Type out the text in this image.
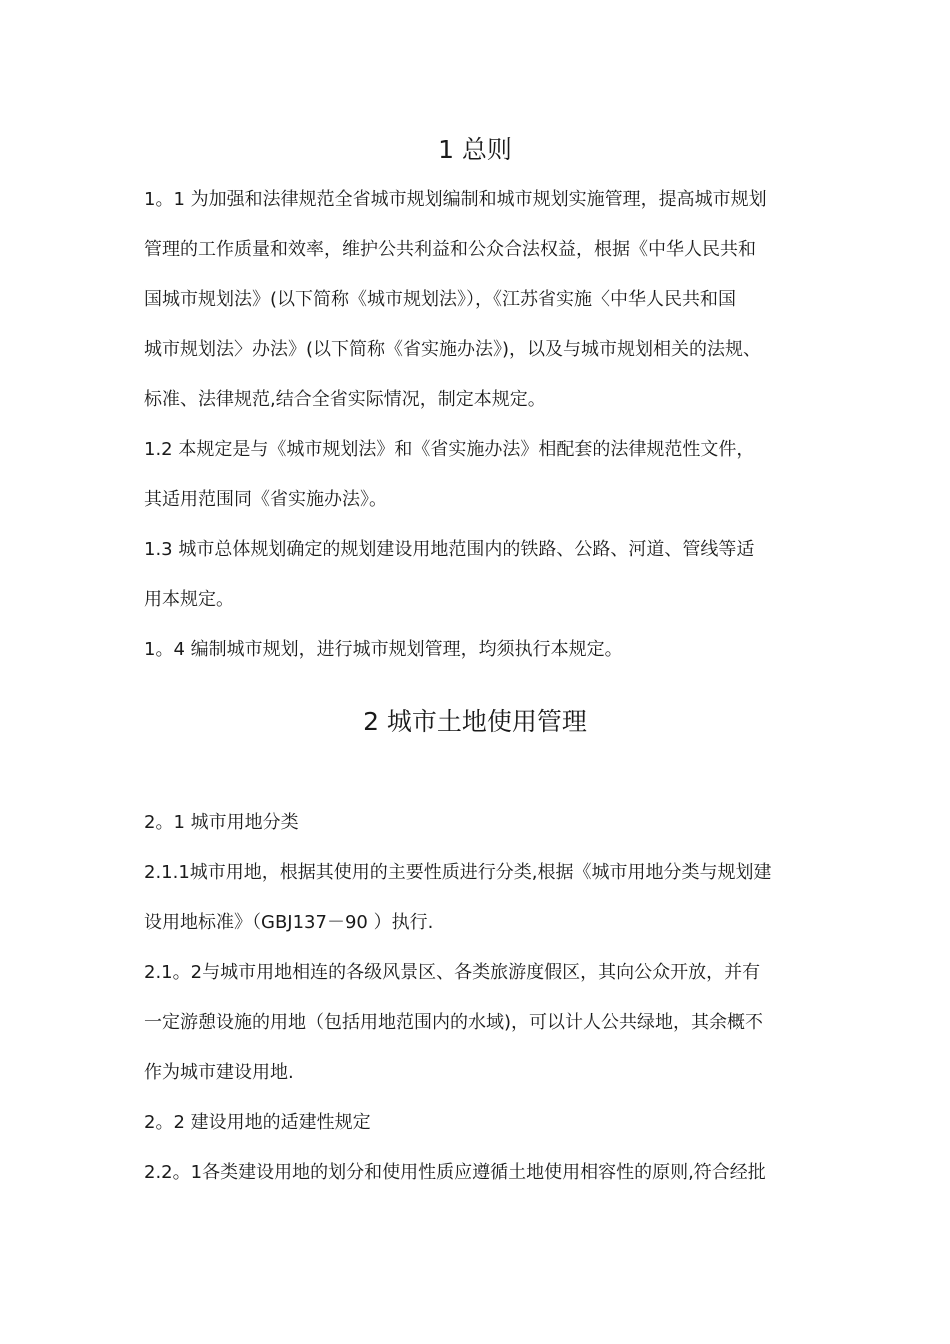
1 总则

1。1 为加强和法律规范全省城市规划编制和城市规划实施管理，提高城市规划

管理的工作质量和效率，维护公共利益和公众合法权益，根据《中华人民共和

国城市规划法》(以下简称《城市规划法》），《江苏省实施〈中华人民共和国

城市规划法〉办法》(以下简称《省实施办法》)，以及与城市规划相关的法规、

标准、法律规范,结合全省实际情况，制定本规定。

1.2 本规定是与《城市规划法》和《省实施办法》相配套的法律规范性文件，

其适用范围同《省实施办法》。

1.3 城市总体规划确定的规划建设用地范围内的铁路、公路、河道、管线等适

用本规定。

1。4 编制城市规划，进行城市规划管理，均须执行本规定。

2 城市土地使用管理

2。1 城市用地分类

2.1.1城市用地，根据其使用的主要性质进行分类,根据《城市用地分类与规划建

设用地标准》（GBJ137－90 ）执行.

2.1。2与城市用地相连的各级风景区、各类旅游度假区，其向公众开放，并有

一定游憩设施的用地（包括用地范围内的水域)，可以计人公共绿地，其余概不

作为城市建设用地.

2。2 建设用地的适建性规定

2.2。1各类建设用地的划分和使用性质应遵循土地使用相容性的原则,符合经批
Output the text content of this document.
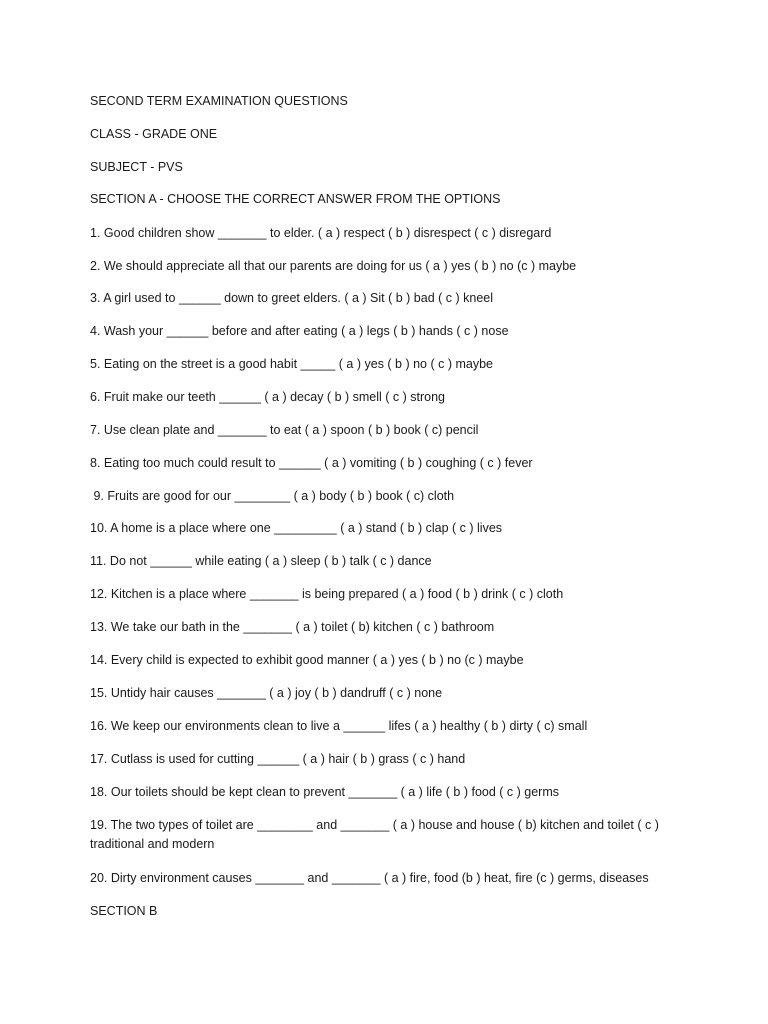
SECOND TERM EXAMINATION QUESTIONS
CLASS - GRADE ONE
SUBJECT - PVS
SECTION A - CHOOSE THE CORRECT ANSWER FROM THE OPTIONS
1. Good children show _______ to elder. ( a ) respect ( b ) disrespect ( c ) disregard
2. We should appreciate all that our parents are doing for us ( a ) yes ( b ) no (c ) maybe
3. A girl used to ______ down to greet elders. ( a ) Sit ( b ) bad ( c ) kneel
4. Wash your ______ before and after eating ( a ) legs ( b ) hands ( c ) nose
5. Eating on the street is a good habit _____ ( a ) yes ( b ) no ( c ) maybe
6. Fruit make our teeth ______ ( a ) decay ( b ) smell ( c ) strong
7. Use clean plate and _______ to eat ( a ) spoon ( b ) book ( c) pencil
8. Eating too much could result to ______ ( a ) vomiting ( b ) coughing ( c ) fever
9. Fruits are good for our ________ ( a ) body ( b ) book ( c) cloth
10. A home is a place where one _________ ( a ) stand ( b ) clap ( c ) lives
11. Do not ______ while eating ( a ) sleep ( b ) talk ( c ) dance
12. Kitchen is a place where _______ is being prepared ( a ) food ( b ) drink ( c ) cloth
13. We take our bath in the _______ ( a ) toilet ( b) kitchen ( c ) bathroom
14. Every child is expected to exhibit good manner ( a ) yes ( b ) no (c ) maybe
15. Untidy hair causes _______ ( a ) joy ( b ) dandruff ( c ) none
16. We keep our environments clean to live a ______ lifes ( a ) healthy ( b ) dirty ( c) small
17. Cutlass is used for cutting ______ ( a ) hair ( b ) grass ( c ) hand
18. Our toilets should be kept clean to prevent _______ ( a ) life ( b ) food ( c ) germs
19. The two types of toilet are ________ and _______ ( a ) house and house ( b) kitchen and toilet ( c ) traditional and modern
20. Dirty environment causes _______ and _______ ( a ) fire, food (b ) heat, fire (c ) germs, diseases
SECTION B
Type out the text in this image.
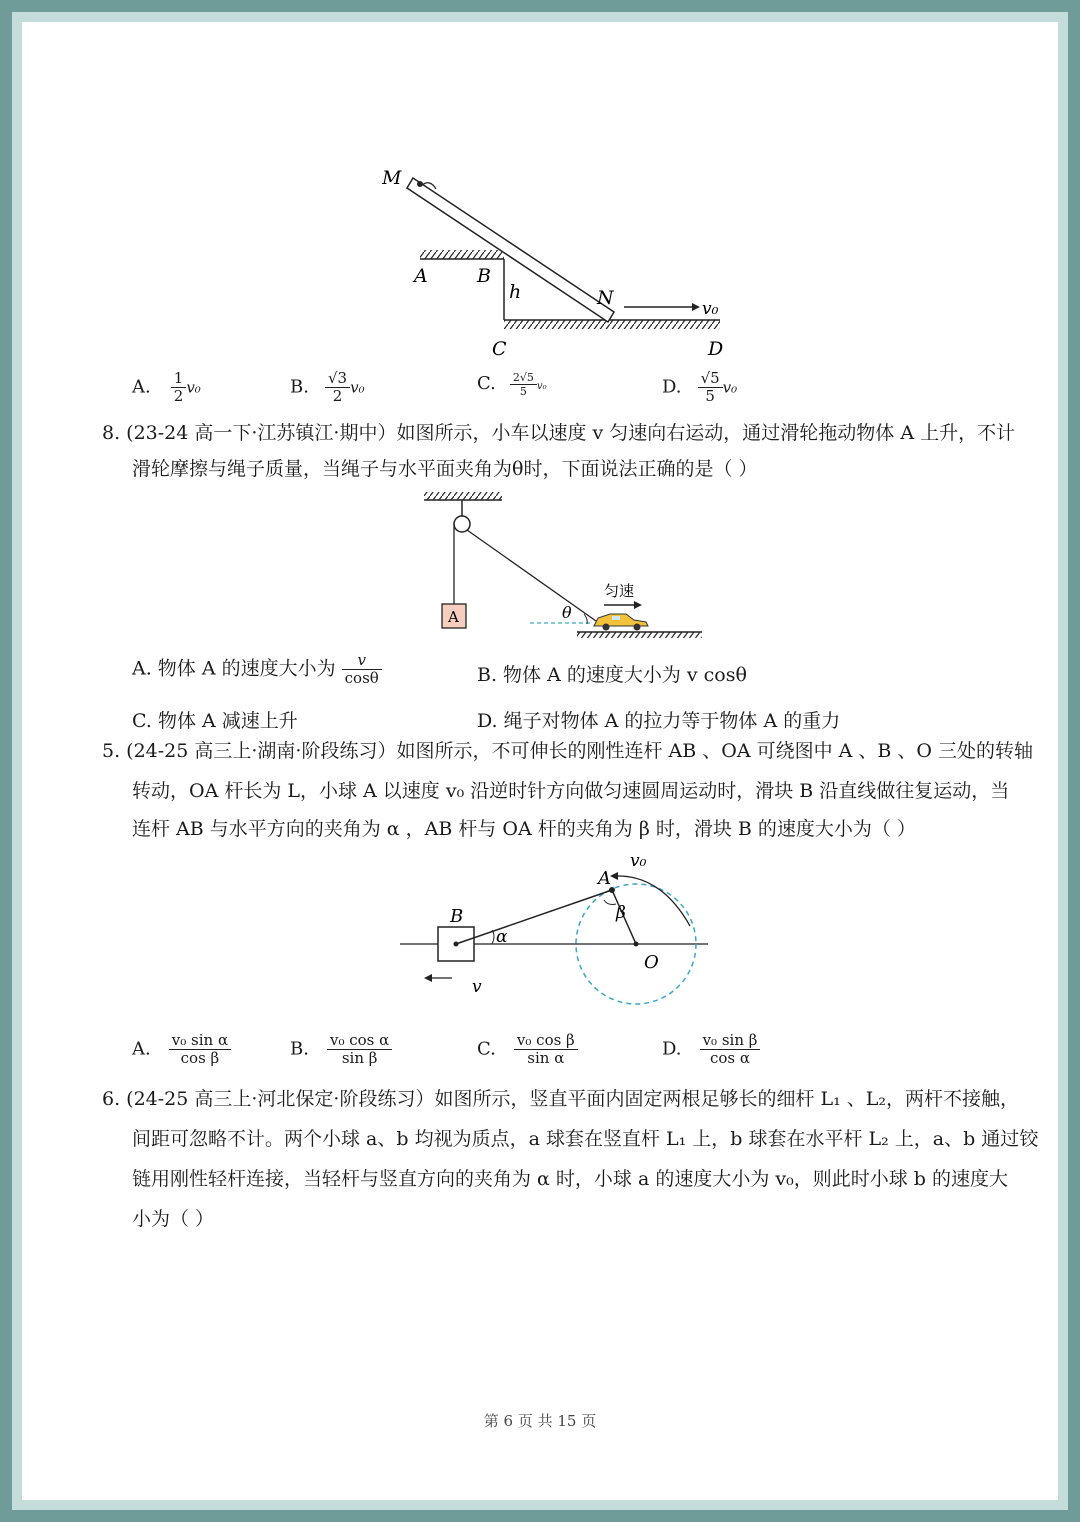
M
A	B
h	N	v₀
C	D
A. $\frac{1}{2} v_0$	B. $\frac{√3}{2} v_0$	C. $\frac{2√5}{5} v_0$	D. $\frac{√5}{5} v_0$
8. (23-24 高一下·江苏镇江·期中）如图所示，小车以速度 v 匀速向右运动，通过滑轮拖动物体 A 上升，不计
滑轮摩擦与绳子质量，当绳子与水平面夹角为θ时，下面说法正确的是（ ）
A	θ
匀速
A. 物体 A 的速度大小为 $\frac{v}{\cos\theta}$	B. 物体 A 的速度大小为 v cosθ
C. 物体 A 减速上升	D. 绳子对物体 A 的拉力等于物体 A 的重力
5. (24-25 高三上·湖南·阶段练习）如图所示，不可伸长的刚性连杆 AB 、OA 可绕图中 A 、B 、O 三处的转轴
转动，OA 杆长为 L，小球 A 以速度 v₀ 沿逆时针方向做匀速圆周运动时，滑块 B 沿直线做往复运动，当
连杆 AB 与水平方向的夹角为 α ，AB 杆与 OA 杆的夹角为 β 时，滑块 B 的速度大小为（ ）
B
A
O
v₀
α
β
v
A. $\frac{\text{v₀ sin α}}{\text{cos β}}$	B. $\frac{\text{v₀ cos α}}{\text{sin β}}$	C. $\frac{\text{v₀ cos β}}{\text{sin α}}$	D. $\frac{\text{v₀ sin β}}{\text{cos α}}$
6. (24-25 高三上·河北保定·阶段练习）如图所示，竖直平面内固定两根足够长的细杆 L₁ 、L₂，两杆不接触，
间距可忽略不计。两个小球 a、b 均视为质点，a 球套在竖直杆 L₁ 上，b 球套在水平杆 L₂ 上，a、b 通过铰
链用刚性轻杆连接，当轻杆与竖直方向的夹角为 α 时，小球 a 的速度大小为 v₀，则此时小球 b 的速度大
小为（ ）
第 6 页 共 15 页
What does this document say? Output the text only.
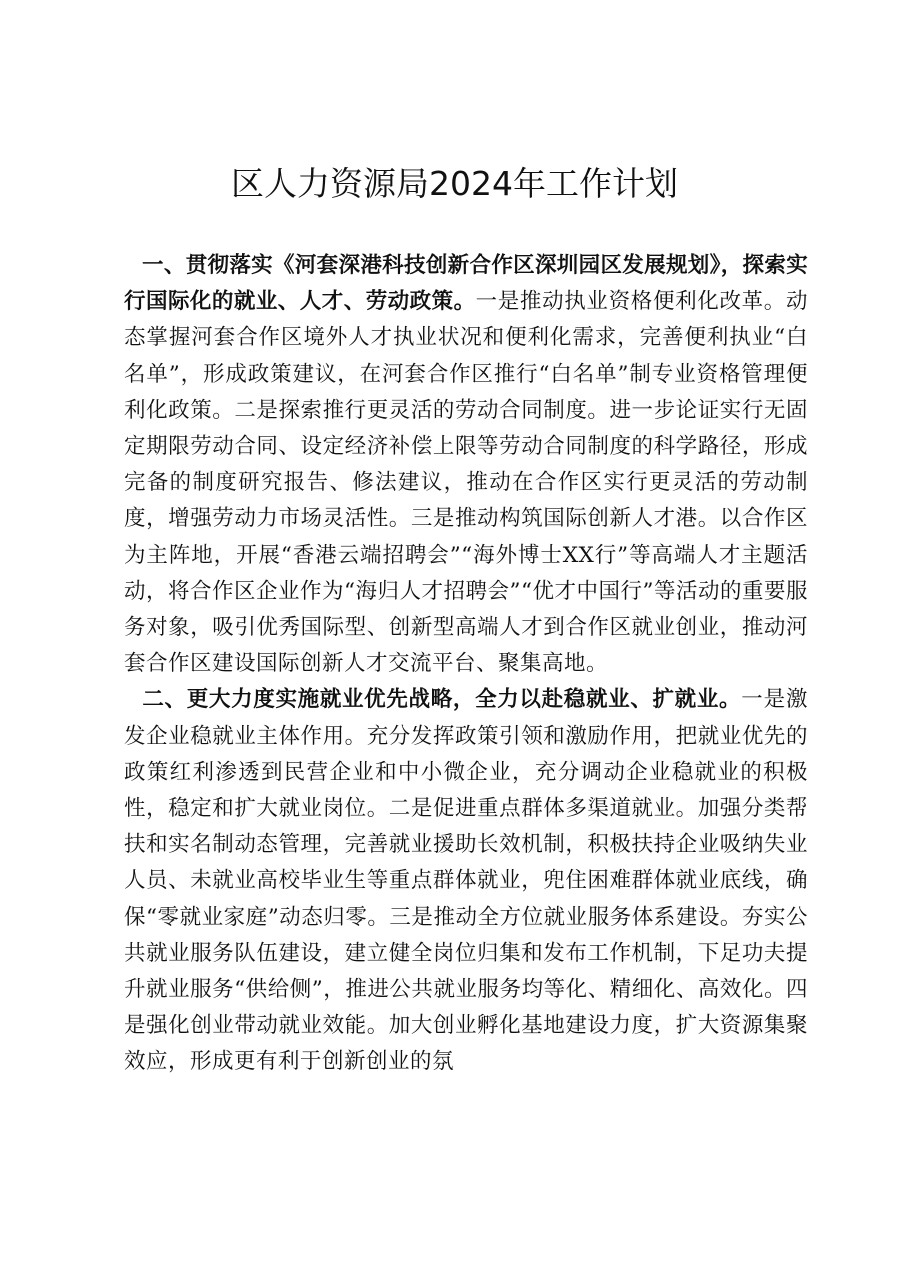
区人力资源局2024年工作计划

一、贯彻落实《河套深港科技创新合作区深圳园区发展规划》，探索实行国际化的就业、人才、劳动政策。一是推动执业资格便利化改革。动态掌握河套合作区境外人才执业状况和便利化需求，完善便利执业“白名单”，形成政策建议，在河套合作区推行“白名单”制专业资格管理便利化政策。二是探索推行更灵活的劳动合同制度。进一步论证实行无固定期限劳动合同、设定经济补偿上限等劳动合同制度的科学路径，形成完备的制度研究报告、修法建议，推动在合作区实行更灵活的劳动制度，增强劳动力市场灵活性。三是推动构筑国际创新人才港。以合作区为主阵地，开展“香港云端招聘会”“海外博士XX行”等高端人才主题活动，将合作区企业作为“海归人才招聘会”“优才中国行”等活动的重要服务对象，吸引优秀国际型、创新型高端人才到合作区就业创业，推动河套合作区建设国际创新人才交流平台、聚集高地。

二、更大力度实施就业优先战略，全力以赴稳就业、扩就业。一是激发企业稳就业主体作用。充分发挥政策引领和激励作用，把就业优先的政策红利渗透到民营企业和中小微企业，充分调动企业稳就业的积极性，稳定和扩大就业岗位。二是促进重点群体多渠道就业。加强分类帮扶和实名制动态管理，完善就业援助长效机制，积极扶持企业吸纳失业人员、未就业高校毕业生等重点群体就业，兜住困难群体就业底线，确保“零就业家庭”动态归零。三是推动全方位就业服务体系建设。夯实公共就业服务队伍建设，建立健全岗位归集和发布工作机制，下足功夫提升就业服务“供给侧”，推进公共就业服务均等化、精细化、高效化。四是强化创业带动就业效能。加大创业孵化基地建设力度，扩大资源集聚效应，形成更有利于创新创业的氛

◇ ◇ ◇

■ Aim of the exercise ■
From the entries above, return each line with the word "cloth" in it.

■ Task output ■
9. Fruits are good for our ________ ( a ) body ( b ) book ( c) cloth
12. Kitchen is a place where _______ is being prepared ( a ) food ( b ) drink ( c ) cloth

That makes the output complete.